[Exercise description] Extract each record and reproduce it exactly.

╭─ Excerpted records

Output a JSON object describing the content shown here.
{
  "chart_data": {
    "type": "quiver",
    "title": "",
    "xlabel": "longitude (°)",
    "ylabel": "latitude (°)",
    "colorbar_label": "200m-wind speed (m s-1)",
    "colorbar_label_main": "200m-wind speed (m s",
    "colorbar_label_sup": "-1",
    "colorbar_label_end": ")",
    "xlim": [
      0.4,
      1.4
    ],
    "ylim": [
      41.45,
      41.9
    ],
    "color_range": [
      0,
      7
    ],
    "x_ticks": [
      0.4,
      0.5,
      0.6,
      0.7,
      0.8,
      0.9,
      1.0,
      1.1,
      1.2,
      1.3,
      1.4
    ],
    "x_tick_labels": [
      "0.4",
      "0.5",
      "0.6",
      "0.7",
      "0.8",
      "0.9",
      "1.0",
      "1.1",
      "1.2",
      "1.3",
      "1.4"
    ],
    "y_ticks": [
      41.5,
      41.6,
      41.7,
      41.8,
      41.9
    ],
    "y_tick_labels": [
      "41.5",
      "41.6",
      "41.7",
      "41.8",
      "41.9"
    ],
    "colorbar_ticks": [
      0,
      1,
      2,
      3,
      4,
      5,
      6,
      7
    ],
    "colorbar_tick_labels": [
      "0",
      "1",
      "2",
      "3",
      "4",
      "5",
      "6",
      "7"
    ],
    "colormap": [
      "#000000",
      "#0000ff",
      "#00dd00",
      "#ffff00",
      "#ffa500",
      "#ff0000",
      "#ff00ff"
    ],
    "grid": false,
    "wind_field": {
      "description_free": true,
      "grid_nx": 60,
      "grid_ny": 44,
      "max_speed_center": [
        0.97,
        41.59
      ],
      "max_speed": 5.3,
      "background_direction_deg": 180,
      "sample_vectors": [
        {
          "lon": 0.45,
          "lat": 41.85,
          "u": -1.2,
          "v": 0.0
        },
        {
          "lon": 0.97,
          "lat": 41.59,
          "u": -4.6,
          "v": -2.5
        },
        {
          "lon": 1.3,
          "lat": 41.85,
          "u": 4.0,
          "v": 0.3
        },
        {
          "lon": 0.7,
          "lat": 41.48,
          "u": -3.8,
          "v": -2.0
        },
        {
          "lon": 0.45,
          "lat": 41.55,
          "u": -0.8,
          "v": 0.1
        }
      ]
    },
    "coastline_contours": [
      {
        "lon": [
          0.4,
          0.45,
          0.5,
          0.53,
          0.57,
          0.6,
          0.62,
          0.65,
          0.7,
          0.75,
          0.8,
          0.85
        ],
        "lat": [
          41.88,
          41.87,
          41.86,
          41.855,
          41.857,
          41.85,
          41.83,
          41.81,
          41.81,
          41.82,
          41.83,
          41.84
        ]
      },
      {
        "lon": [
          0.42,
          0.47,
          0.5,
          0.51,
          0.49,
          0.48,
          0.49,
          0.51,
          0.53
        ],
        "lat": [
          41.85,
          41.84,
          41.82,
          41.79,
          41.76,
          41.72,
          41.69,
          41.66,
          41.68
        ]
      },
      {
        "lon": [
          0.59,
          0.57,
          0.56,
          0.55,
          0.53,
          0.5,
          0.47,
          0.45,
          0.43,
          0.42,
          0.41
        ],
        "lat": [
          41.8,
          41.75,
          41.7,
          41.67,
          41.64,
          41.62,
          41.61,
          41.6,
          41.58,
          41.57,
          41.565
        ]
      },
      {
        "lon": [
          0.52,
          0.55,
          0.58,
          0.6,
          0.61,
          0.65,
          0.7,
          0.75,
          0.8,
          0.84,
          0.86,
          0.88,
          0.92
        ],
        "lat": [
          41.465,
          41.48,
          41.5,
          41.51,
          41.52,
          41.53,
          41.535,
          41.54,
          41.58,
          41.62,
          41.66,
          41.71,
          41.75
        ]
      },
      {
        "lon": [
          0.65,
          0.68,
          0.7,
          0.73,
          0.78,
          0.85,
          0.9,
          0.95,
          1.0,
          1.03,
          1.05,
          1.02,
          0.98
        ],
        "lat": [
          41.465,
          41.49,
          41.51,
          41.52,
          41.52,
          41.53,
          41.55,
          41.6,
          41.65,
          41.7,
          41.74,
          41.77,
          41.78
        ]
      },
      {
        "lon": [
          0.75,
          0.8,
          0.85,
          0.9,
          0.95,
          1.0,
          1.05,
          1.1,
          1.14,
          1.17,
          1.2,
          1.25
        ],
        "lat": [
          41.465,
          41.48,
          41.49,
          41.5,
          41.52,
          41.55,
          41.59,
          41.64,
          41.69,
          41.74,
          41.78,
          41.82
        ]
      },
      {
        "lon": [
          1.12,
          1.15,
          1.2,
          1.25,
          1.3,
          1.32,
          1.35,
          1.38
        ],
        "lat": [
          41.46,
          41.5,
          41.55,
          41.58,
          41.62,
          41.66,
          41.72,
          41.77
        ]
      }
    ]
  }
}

╰─

[Exercise answer]
Output a JSON object describing the content shown here.
{
  "chart_data": {
    "type": "quiver",
    "title": "",
    "xlabel": "longitude (°)",
    "ylabel": "latitude (°)",
    "colorbar_label": "200m-wind speed (m s-1)",
    "colorbar_label_main": "200m-wind speed (m s",
    "colorbar_label_sup": "-1",
    "colorbar_label_end": ")",
    "xlim": [
      0.4,
      1.4
    ],
    "ylim": [
      41.45,
      41.9
    ],
    "color_range": [
      0,
      7
    ],
    "x_ticks": [
      0.4,
      0.5,
      0.6,
      0.7,
      0.8,
      0.9,
      1.0,
      1.1,
      1.2,
      1.3,
      1.4
    ],
    "x_tick_labels": [
      "0.4",
      "0.5",
      "0.6",
      "0.7",
      "0.8",
      "0.9",
      "1.0",
      "1.1",
      "1.2",
      "1.3",
      "1.4"
    ],
    "y_ticks": [
      41.5,
      41.6,
      41.7,
      41.8,
      41.9
    ],
    "y_tick_labels": [
      "41.5",
      "41.6",
      "41.7",
      "41.8",
      "41.9"
    ],
    "colorbar_ticks": [
      0,
      1,
      2,
      3,
      4,
      5,
      6,
      7
    ],
    "colorbar_tick_labels": [
      "0",
      "1",
      "2",
      "3",
      "4",
      "5",
      "6",
      "7"
    ],
    "colormap": [
      "#000000",
      "#0000ff",
      "#00dd00",
      "#ffff00",
      "#ffa500",
      "#ff0000",
      "#ff00ff"
    ],
    "grid": false,
    "wind_field": {
      "description_free": true,
      "grid_nx": 60,
      "grid_ny": 44,
      "max_speed_center": [
        0.97,
        41.59
      ],
      "max_speed": 5.3,
      "background_direction_deg": 180,
      "sample_vectors": [
        {
          "lon": 0.45,
          "lat": 41.85,
          "u": -1.2,
          "v": 0.0
        },
        {
          "lon": 0.97,
          "lat": 41.59,
          "u": -4.6,
          "v": -2.5
        },
        {
          "lon": 1.3,
          "lat": 41.85,
          "u": 4.0,
          "v": 0.3
        },
        {
          "lon": 0.7,
          "lat": 41.48,
          "u": -3.8,
          "v": -2.0
        },
        {
          "lon": 0.45,
          "lat": 41.55,
          "u": -0.8,
          "v": 0.1
        }
      ]
    },
    "coastline_contours": [
      {
        "lon": [
          0.4,
          0.45,
          0.5,
          0.53,
          0.57,
          0.6,
          0.62,
          0.65,
          0.7,
          0.75,
          0.8,
          0.85
        ],
        "lat": [
          41.88,
          41.87,
          41.86,
          41.855,
          41.857,
          41.85,
          41.83,
          41.81,
          41.81,
          41.82,
          41.83,
          41.84
        ]
      },
      {
        "lon": [
          0.42,
          0.47,
          0.5,
          0.51,
          0.49,
          0.48,
          0.49,
          0.51,
          0.53
        ],
        "lat": [
          41.85,
          41.84,
          41.82,
          41.79,
          41.76,
          41.72,
          41.69,
          41.66,
          41.68
        ]
      },
      {
        "lon": [
          0.59,
          0.57,
          0.56,
          0.55,
          0.53,
          0.5,
          0.47,
          0.45,
          0.43,
          0.42,
          0.41
        ],
        "lat": [
          41.8,
          41.75,
          41.7,
          41.67,
          41.64,
          41.62,
          41.61,
          41.6,
          41.58,
          41.57,
          41.565
        ]
      },
      {
        "lon": [
          0.52,
          0.55,
          0.58,
          0.6,
          0.61,
          0.65,
          0.7,
          0.75,
          0.8,
          0.84,
          0.86,
          0.88,
          0.92
        ],
        "lat": [
          41.465,
          41.48,
          41.5,
          41.51,
          41.52,
          41.53,
          41.535,
          41.54,
          41.58,
          41.62,
          41.66,
          41.71,
          41.75
        ]
      },
      {
        "lon": [
          0.65,
          0.68,
          0.7,
          0.73,
          0.78,
          0.85,
          0.9,
          0.95,
          1.0,
          1.03,
          1.05,
          1.02,
          0.98
        ],
        "lat": [
          41.465,
          41.49,
          41.51,
          41.52,
          41.52,
          41.53,
          41.55,
          41.6,
          41.65,
          41.7,
          41.74,
          41.77,
          41.78
        ]
      },
      {
        "lon": [
          0.75,
          0.8,
          0.85,
          0.9,
          0.95,
          1.0,
          1.05,
          1.1,
          1.14,
          1.17,
          1.2,
          1.25
        ],
        "lat": [
          41.465,
          41.48,
          41.49,
          41.5,
          41.52,
          41.55,
          41.59,
          41.64,
          41.69,
          41.74,
          41.78,
          41.82
        ]
      },
      {
        "lon": [
          1.12,
          1.15,
          1.2,
          1.25,
          1.3,
          1.32,
          1.35,
          1.38
        ],
        "lat": [
          41.46,
          41.5,
          41.55,
          41.58,
          41.62,
          41.66,
          41.72,
          41.77
        ]
      }
    ]
  }
}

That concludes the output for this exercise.